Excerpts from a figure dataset
--------------------------------
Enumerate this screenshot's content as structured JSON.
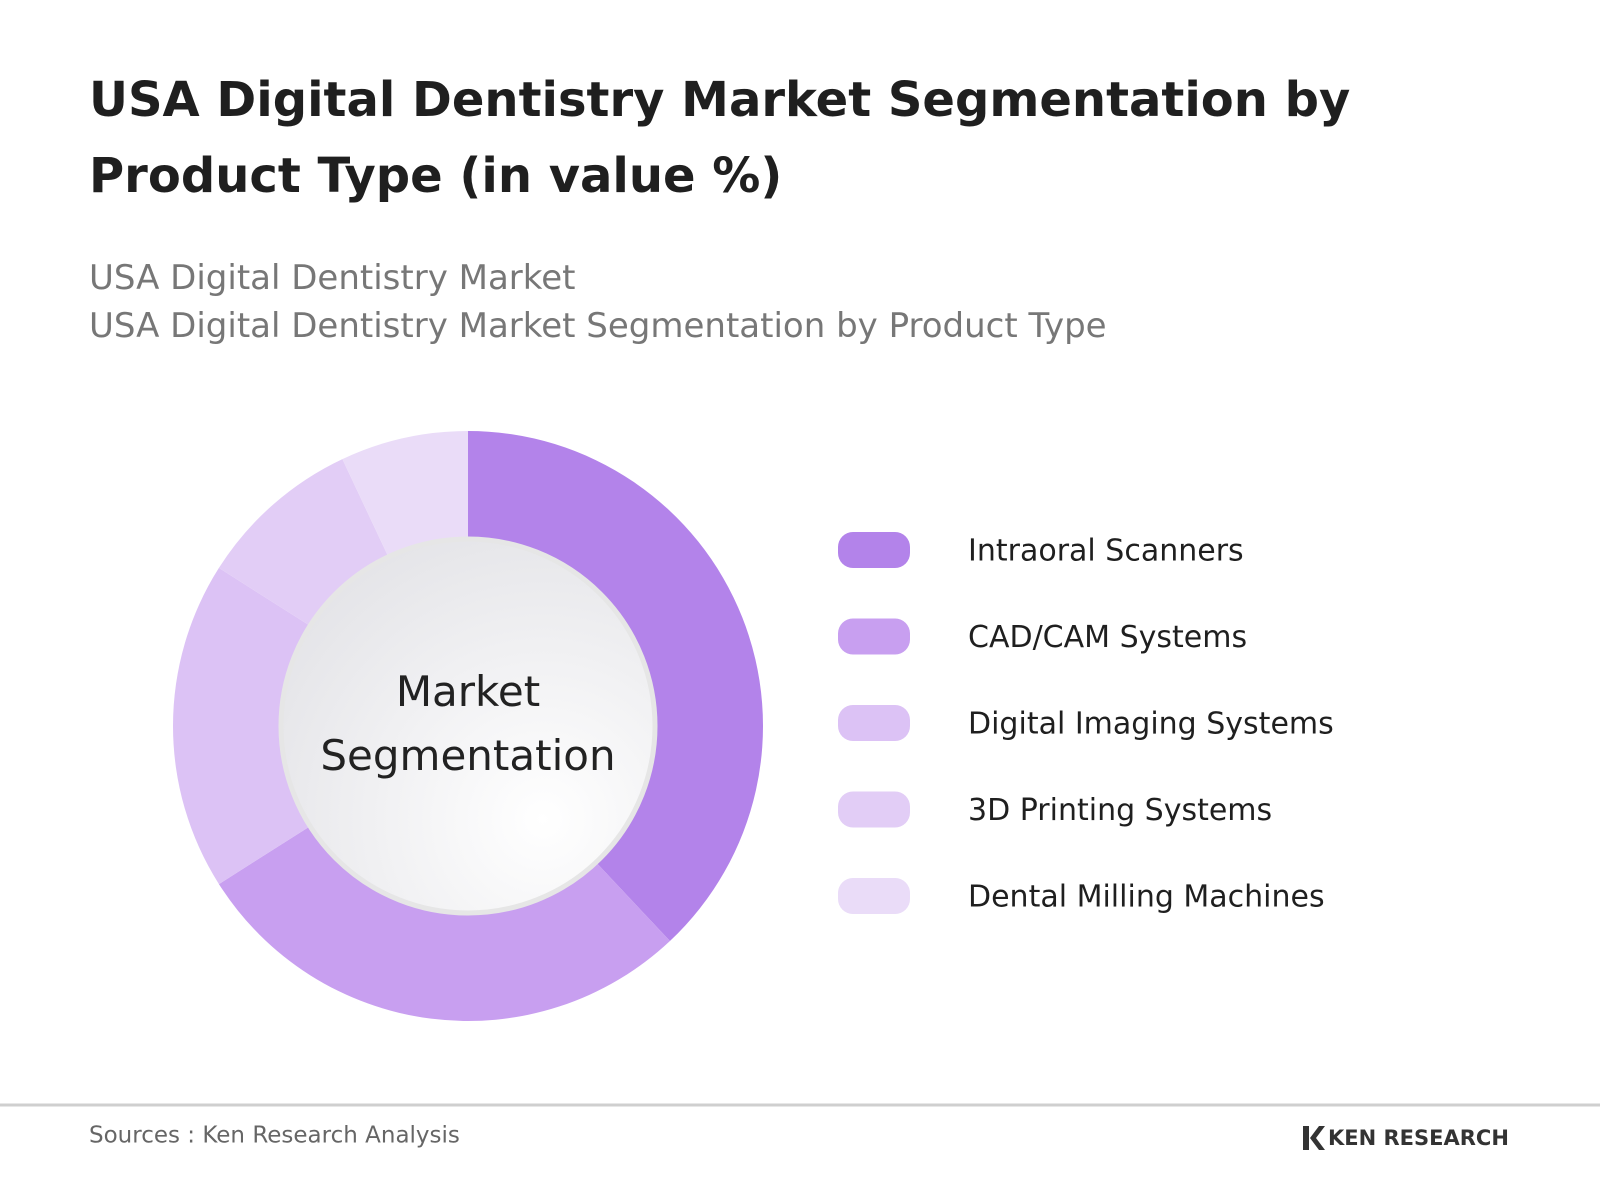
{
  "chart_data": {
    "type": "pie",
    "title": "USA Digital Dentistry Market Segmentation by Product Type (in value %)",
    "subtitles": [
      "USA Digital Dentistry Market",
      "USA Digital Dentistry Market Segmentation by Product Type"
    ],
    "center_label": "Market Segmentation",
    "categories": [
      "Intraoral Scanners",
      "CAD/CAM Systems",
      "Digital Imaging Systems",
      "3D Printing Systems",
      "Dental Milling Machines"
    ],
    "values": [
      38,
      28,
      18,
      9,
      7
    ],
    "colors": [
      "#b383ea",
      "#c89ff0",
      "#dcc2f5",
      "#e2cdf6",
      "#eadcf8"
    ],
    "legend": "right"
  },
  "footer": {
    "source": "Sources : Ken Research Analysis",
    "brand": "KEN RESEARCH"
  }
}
--------------------------------
▶ [Problem] Every entry must be transcribed exactly. Pictures do not belong in the copy.

▶ [Right answer]
Enumerate this screenshot's content as structured JSON.
{
  "chart_data": {
    "type": "pie",
    "title": "USA Digital Dentistry Market Segmentation by Product Type (in value %)",
    "subtitles": [
      "USA Digital Dentistry Market",
      "USA Digital Dentistry Market Segmentation by Product Type"
    ],
    "center_label": "Market Segmentation",
    "categories": [
      "Intraoral Scanners",
      "CAD/CAM Systems",
      "Digital Imaging Systems",
      "3D Printing Systems",
      "Dental Milling Machines"
    ],
    "values": [
      38,
      28,
      18,
      9,
      7
    ],
    "colors": [
      "#b383ea",
      "#c89ff0",
      "#dcc2f5",
      "#e2cdf6",
      "#eadcf8"
    ],
    "legend": "right"
  },
  "footer": {
    "source": "Sources : Ken Research Analysis",
    "brand": "KEN RESEARCH"
  }
}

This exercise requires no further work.